### Records shown
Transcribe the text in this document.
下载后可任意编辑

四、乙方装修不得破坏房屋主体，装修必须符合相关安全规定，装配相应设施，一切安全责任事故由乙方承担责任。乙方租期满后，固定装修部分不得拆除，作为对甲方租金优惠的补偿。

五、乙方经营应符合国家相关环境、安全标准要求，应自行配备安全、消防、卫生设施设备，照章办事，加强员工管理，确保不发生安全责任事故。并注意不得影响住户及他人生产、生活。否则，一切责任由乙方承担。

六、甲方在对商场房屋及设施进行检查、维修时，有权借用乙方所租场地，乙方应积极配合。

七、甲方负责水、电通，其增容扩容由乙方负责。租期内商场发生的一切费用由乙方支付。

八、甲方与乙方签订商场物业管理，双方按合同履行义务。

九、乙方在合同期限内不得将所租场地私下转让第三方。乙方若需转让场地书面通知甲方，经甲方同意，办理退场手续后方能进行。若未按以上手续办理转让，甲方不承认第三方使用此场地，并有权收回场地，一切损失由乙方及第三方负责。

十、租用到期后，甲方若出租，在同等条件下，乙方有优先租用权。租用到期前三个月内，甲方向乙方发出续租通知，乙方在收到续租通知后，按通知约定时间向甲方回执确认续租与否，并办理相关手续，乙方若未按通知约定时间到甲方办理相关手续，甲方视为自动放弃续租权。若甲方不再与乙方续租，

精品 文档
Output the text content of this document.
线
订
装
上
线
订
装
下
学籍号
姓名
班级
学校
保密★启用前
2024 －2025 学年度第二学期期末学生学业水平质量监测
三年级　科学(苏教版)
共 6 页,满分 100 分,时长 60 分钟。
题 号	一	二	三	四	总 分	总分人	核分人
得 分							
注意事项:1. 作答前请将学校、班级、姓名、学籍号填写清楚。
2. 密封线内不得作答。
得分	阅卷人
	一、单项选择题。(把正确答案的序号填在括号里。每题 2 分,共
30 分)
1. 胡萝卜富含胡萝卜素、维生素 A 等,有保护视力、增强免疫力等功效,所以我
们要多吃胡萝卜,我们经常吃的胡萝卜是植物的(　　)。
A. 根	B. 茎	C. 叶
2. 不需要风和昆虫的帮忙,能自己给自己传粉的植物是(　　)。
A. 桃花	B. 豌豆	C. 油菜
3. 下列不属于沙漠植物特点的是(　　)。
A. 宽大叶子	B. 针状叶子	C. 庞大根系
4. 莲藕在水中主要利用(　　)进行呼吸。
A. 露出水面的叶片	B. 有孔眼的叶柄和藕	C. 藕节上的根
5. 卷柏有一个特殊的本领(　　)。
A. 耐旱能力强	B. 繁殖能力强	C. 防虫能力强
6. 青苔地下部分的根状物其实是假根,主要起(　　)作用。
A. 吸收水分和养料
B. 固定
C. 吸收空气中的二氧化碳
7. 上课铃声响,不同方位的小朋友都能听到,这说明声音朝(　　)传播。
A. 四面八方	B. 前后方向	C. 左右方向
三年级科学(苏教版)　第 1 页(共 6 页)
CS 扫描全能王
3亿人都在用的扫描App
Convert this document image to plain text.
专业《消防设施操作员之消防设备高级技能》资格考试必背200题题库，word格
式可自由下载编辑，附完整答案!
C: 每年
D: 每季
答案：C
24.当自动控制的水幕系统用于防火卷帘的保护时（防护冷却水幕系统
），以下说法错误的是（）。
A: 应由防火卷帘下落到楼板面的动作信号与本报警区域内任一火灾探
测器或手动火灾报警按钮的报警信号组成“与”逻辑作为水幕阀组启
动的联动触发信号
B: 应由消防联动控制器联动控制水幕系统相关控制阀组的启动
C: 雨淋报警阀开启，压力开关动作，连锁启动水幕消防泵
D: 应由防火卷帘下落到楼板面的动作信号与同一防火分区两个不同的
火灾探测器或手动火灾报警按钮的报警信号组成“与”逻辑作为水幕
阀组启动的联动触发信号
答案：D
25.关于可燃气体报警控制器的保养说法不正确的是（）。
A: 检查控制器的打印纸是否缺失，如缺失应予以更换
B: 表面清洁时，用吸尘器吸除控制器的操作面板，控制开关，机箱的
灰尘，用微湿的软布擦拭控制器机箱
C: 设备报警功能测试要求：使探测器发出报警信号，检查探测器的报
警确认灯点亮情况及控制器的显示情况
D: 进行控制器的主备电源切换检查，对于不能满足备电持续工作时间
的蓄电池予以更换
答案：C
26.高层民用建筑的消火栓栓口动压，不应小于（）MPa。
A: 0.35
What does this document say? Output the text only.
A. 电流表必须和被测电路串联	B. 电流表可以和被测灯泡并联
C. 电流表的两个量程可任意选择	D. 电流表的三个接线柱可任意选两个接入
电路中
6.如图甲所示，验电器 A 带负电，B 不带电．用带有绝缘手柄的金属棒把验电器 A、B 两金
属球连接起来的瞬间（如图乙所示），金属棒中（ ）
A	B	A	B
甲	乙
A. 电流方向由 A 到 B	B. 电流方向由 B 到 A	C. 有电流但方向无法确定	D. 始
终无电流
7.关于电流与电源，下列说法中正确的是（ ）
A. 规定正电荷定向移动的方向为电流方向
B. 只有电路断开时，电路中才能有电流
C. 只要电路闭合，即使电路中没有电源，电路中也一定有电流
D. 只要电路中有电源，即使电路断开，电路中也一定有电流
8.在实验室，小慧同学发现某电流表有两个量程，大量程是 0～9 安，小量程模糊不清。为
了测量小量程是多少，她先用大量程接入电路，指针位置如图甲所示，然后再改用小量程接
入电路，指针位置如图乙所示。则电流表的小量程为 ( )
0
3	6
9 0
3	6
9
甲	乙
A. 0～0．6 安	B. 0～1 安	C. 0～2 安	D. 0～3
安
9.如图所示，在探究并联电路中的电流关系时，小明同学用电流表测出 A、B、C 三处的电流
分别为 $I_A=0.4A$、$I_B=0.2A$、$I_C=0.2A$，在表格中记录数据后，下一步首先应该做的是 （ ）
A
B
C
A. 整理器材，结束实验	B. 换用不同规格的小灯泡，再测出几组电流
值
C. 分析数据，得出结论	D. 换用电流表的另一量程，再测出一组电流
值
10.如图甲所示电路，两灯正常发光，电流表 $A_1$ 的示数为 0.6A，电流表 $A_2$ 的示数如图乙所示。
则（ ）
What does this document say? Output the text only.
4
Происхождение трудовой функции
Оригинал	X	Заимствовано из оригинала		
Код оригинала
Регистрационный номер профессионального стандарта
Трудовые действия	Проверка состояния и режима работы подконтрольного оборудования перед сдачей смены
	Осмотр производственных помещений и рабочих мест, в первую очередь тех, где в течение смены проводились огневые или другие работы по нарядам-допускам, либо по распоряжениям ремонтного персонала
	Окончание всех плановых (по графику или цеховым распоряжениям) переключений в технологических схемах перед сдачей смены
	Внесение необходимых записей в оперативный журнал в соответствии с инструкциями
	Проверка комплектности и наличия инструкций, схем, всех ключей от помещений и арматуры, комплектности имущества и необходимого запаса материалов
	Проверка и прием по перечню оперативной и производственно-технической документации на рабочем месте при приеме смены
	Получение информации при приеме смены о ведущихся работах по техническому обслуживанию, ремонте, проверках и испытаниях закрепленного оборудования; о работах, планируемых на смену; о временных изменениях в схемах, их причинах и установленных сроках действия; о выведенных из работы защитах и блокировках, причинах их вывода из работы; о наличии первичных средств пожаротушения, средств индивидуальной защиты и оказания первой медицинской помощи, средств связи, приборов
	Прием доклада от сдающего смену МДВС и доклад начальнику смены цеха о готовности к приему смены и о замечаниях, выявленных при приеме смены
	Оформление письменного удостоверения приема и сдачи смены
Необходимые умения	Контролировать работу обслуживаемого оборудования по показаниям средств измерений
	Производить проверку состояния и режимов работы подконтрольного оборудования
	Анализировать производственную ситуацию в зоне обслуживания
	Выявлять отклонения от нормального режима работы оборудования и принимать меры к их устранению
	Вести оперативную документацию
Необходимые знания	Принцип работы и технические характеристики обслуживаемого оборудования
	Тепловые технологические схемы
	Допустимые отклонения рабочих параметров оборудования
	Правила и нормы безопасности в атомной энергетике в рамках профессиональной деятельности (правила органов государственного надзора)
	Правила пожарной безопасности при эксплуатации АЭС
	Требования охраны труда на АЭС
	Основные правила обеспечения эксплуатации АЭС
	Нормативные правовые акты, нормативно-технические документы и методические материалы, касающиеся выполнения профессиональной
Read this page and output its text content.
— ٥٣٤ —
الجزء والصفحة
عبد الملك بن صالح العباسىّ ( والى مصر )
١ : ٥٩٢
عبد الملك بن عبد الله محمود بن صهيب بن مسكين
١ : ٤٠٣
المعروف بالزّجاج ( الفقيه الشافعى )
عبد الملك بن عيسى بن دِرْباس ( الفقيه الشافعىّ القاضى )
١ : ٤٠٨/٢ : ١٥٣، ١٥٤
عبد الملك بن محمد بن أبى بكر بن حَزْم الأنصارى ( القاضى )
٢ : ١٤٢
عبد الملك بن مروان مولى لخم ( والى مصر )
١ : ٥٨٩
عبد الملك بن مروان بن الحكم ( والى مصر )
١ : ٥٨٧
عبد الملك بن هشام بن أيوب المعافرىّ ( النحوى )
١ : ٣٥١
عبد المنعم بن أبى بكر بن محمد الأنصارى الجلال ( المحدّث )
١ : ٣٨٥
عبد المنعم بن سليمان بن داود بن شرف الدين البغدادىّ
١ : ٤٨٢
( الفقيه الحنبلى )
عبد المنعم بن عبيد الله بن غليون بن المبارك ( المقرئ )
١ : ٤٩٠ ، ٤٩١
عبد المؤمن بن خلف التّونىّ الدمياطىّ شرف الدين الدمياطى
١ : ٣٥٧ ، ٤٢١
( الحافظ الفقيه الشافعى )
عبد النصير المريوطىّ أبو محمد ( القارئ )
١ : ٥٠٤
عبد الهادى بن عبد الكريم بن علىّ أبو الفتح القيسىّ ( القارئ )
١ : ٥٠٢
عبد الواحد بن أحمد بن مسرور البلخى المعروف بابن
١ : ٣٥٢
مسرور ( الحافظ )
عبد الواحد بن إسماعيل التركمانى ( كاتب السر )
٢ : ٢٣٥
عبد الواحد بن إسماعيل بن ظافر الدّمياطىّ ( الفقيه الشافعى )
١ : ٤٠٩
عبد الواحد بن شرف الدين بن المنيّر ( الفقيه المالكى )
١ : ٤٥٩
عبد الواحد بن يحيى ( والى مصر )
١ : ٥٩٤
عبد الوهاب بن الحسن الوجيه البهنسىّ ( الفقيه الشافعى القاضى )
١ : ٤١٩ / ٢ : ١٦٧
######
(Your objective):
Identify the lines in the entries that hold "подконтрольного" and return each one.

(Written response):
Трудовые действия	Проверка состояния и режима работы подконтрольного оборудования перед сдачей смены
	Производить проверку состояния и режимов работы подконтрольного оборудования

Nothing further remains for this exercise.